*Aim:* Below are some entries. Output each one exactly as it appears.

☆ ☆ ☆ ☆

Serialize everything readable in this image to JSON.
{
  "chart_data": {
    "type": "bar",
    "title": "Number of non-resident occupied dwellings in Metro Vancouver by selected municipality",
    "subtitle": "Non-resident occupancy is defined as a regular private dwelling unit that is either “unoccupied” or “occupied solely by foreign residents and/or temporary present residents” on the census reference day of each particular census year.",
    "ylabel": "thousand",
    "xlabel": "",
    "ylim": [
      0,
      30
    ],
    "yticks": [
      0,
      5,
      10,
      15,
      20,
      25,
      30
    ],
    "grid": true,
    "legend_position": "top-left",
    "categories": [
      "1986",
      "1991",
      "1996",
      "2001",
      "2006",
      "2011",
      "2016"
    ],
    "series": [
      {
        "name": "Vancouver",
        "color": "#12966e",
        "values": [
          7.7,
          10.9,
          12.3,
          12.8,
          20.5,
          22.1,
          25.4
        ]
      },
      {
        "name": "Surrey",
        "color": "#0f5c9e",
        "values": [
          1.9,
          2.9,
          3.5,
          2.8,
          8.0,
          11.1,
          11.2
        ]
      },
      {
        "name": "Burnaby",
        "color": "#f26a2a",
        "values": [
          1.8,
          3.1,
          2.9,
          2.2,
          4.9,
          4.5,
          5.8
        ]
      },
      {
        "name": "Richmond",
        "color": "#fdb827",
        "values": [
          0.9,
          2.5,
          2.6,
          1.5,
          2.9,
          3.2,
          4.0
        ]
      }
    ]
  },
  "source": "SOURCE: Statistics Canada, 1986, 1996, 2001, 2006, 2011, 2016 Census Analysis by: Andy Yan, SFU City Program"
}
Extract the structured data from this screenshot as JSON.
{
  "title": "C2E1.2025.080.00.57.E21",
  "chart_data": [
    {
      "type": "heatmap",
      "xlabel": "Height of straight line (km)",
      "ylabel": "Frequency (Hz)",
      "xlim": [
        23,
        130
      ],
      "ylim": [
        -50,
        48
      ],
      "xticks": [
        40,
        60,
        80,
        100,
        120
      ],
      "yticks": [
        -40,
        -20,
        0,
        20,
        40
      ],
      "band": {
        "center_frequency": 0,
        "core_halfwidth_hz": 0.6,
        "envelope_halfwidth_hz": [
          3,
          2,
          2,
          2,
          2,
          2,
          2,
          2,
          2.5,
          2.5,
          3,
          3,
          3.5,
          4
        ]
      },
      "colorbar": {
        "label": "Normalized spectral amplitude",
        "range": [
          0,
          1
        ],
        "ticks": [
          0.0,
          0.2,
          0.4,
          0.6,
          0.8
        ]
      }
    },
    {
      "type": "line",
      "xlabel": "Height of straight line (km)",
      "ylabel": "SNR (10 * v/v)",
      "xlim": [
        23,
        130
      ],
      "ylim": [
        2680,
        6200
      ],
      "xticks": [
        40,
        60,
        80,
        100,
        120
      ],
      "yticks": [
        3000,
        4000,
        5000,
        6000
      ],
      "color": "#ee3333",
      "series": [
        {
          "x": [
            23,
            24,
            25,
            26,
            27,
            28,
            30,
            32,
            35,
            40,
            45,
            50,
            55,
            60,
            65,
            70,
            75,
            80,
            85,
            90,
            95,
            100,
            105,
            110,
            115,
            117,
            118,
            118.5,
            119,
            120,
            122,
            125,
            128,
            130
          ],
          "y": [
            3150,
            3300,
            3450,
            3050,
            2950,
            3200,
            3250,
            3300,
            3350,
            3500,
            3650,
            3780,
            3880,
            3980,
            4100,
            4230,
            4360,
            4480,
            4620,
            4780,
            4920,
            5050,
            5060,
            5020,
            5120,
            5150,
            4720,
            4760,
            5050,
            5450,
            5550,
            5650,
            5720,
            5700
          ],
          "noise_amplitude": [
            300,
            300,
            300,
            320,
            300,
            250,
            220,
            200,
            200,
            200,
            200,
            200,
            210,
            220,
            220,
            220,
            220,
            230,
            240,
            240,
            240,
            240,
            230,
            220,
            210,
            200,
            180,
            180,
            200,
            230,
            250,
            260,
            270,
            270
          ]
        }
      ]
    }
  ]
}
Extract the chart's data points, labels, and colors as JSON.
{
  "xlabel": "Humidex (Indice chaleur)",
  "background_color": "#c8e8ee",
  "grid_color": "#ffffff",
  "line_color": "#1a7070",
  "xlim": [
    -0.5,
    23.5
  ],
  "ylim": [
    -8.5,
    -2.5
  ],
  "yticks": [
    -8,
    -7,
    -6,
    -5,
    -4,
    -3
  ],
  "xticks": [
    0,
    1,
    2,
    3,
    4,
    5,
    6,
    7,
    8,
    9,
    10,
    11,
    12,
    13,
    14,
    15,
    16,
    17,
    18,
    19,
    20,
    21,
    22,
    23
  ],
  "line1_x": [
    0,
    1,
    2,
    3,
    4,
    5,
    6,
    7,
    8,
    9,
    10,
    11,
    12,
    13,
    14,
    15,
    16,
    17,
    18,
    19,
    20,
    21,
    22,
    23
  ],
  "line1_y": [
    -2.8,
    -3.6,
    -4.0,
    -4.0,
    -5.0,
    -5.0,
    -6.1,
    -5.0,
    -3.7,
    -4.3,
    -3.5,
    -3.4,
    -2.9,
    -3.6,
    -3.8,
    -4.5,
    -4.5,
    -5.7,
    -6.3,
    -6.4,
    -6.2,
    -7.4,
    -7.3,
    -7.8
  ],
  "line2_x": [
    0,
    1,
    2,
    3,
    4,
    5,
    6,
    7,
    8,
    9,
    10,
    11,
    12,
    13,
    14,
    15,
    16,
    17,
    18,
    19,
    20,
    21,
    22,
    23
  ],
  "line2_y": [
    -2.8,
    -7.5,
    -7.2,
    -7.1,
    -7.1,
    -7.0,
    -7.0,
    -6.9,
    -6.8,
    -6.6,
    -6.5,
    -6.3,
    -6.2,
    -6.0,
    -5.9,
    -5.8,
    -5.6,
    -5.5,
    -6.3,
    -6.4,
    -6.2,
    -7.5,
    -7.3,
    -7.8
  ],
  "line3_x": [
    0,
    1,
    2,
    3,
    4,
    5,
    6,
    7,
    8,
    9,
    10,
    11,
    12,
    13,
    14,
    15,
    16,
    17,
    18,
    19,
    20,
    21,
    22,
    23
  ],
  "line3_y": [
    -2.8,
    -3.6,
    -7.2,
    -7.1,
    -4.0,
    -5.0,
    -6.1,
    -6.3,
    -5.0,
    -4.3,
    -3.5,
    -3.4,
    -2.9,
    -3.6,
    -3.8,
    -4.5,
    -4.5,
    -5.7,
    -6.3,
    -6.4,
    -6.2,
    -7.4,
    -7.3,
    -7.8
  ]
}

☆ ☆ ☆ ☆

*Reply:*
Serialize everything readable in this image to JSON.
{
  "chart_data": {
    "type": "bar",
    "title": "Number of non-resident occupied dwellings in Metro Vancouver by selected municipality",
    "subtitle": "Non-resident occupancy is defined as a regular private dwelling unit that is either “unoccupied” or “occupied solely by foreign residents and/or temporary present residents” on the census reference day of each particular census year.",
    "ylabel": "thousand",
    "xlabel": "",
    "ylim": [
      0,
      30
    ],
    "yticks": [
      0,
      5,
      10,
      15,
      20,
      25,
      30
    ],
    "grid": true,
    "legend_position": "top-left",
    "categories": [
      "1986",
      "1991",
      "1996",
      "2001",
      "2006",
      "2011",
      "2016"
    ],
    "series": [
      {
        "name": "Vancouver",
        "color": "#12966e",
        "values": [
          7.7,
          10.9,
          12.3,
          12.8,
          20.5,
          22.1,
          25.4
        ]
      },
      {
        "name": "Surrey",
        "color": "#0f5c9e",
        "values": [
          1.9,
          2.9,
          3.5,
          2.8,
          8.0,
          11.1,
          11.2
        ]
      },
      {
        "name": "Burnaby",
        "color": "#f26a2a",
        "values": [
          1.8,
          3.1,
          2.9,
          2.2,
          4.9,
          4.5,
          5.8
        ]
      },
      {
        "name": "Richmond",
        "color": "#fdb827",
        "values": [
          0.9,
          2.5,
          2.6,
          1.5,
          2.9,
          3.2,
          4.0
        ]
      }
    ]
  },
  "source": "SOURCE: Statistics Canada, 1986, 1996, 2001, 2006, 2011, 2016 Census Analysis by: Andy Yan, SFU City Program"
}
Extract the structured data from this screenshot as JSON.
{
  "title": "C2E1.2025.080.00.57.E21",
  "chart_data": [
    {
      "type": "heatmap",
      "xlabel": "Height of straight line (km)",
      "ylabel": "Frequency (Hz)",
      "xlim": [
        23,
        130
      ],
      "ylim": [
        -50,
        48
      ],
      "xticks": [
        40,
        60,
        80,
        100,
        120
      ],
      "yticks": [
        -40,
        -20,
        0,
        20,
        40
      ],
      "band": {
        "center_frequency": 0,
        "core_halfwidth_hz": 0.6,
        "envelope_halfwidth_hz": [
          3,
          2,
          2,
          2,
          2,
          2,
          2,
          2,
          2.5,
          2.5,
          3,
          3,
          3.5,
          4
        ]
      },
      "colorbar": {
        "label": "Normalized spectral amplitude",
        "range": [
          0,
          1
        ],
        "ticks": [
          0.0,
          0.2,
          0.4,
          0.6,
          0.8
        ]
      }
    },
    {
      "type": "line",
      "xlabel": "Height of straight line (km)",
      "ylabel": "SNR (10 * v/v)",
      "xlim": [
        23,
        130
      ],
      "ylim": [
        2680,
        6200
      ],
      "xticks": [
        40,
        60,
        80,
        100,
        120
      ],
      "yticks": [
        3000,
        4000,
        5000,
        6000
      ],
      "color": "#ee3333",
      "series": [
        {
          "x": [
            23,
            24,
            25,
            26,
            27,
            28,
            30,
            32,
            35,
            40,
            45,
            50,
            55,
            60,
            65,
            70,
            75,
            80,
            85,
            90,
            95,
            100,
            105,
            110,
            115,
            117,
            118,
            118.5,
            119,
            120,
            122,
            125,
            128,
            130
          ],
          "y": [
            3150,
            3300,
            3450,
            3050,
            2950,
            3200,
            3250,
            3300,
            3350,
            3500,
            3650,
            3780,
            3880,
            3980,
            4100,
            4230,
            4360,
            4480,
            4620,
            4780,
            4920,
            5050,
            5060,
            5020,
            5120,
            5150,
            4720,
            4760,
            5050,
            5450,
            5550,
            5650,
            5720,
            5700
          ],
          "noise_amplitude": [
            300,
            300,
            300,
            320,
            300,
            250,
            220,
            200,
            200,
            200,
            200,
            200,
            210,
            220,
            220,
            220,
            220,
            230,
            240,
            240,
            240,
            240,
            230,
            220,
            210,
            200,
            180,
            180,
            200,
            230,
            250,
            260,
            270,
            270
          ]
        }
      ]
    }
  ]
}
Extract the chart's data points, labels, and colors as JSON.
{
  "xlabel": "Humidex (Indice chaleur)",
  "background_color": "#c8e8ee",
  "grid_color": "#ffffff",
  "line_color": "#1a7070",
  "xlim": [
    -0.5,
    23.5
  ],
  "ylim": [
    -8.5,
    -2.5
  ],
  "yticks": [
    -8,
    -7,
    -6,
    -5,
    -4,
    -3
  ],
  "xticks": [
    0,
    1,
    2,
    3,
    4,
    5,
    6,
    7,
    8,
    9,
    10,
    11,
    12,
    13,
    14,
    15,
    16,
    17,
    18,
    19,
    20,
    21,
    22,
    23
  ],
  "line1_x": [
    0,
    1,
    2,
    3,
    4,
    5,
    6,
    7,
    8,
    9,
    10,
    11,
    12,
    13,
    14,
    15,
    16,
    17,
    18,
    19,
    20,
    21,
    22,
    23
  ],
  "line1_y": [
    -2.8,
    -3.6,
    -4.0,
    -4.0,
    -5.0,
    -5.0,
    -6.1,
    -5.0,
    -3.7,
    -4.3,
    -3.5,
    -3.4,
    -2.9,
    -3.6,
    -3.8,
    -4.5,
    -4.5,
    -5.7,
    -6.3,
    -6.4,
    -6.2,
    -7.4,
    -7.3,
    -7.8
  ],
  "line2_x": [
    0,
    1,
    2,
    3,
    4,
    5,
    6,
    7,
    8,
    9,
    10,
    11,
    12,
    13,
    14,
    15,
    16,
    17,
    18,
    19,
    20,
    21,
    22,
    23
  ],
  "line2_y": [
    -2.8,
    -7.5,
    -7.2,
    -7.1,
    -7.1,
    -7.0,
    -7.0,
    -6.9,
    -6.8,
    -6.6,
    -6.5,
    -6.3,
    -6.2,
    -6.0,
    -5.9,
    -5.8,
    -5.6,
    -5.5,
    -6.3,
    -6.4,
    -6.2,
    -7.5,
    -7.3,
    -7.8
  ],
  "line3_x": [
    0,
    1,
    2,
    3,
    4,
    5,
    6,
    7,
    8,
    9,
    10,
    11,
    12,
    13,
    14,
    15,
    16,
    17,
    18,
    19,
    20,
    21,
    22,
    23
  ],
  "line3_y": [
    -2.8,
    -3.6,
    -7.2,
    -7.1,
    -4.0,
    -5.0,
    -6.1,
    -6.3,
    -5.0,
    -4.3,
    -3.5,
    -3.4,
    -2.9,
    -3.6,
    -3.8,
    -4.5,
    -4.5,
    -5.7,
    -6.3,
    -6.4,
    -6.2,
    -7.4,
    -7.3,
    -7.8
  ]
}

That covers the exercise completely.